◆ Objective: Extract all records. Keep each one exact.

---------- Data lines ----------

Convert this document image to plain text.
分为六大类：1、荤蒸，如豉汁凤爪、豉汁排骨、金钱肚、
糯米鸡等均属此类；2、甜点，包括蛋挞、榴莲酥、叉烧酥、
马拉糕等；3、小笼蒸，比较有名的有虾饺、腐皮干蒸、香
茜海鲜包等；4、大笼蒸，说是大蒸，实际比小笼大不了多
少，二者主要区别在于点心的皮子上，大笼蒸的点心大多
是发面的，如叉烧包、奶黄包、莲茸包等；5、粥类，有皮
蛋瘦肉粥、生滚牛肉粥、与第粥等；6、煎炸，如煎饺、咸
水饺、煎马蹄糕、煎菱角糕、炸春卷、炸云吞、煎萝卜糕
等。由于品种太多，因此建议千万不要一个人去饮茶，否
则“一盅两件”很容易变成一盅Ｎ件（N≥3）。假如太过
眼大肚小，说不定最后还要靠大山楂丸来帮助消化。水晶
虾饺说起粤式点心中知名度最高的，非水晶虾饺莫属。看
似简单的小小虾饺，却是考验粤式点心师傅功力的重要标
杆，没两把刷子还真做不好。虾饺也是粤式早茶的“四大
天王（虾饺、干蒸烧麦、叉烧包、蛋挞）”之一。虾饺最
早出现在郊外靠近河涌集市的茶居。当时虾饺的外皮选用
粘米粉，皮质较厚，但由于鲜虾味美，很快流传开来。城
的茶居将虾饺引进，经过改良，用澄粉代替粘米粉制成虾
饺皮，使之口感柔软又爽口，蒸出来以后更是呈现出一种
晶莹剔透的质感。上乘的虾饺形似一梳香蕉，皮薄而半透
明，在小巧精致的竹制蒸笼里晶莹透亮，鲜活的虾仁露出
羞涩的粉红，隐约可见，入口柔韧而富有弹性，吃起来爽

----------

◆ Answer to the exercise:
Convert this document image to plain text.
分为六大类：1、荤蒸，如豉汁凤爪、豉汁排骨、金钱肚、
糯米鸡等均属此类；2、甜点，包括蛋挞、榴莲酥、叉烧酥、
马拉糕等；3、小笼蒸，比较有名的有虾饺、腐皮干蒸、香
茜海鲜包等；4、大笼蒸，说是大蒸，实际比小笼大不了多
少，二者主要区别在于点心的皮子上，大笼蒸的点心大多
是发面的，如叉烧包、奶黄包、莲茸包等；5、粥类，有皮
蛋瘦肉粥、生滚牛肉粥、与第粥等；6、煎炸，如煎饺、咸
水饺、煎马蹄糕、煎菱角糕、炸春卷、炸云吞、煎萝卜糕
等。由于品种太多，因此建议千万不要一个人去饮茶，否
则“一盅两件”很容易变成一盅Ｎ件（N≥3）。假如太过
眼大肚小，说不定最后还要靠大山楂丸来帮助消化。水晶
虾饺说起粤式点心中知名度最高的，非水晶虾饺莫属。看
似简单的小小虾饺，却是考验粤式点心师傅功力的重要标
杆，没两把刷子还真做不好。虾饺也是粤式早茶的“四大
天王（虾饺、干蒸烧麦、叉烧包、蛋挞）”之一。虾饺最
早出现在郊外靠近河涌集市的茶居。当时虾饺的外皮选用
粘米粉，皮质较厚，但由于鲜虾味美，很快流传开来。城
的茶居将虾饺引进，经过改良，用澄粉代替粘米粉制成虾
饺皮，使之口感柔软又爽口，蒸出来以后更是呈现出一种
晶莹剔透的质感。上乘的虾饺形似一梳香蕉，皮薄而半透
明，在小巧精致的竹制蒸笼里晶莹透亮，鲜活的虾仁露出
羞涩的粉红，隐约可见，入口柔韧而富有弹性，吃起来爽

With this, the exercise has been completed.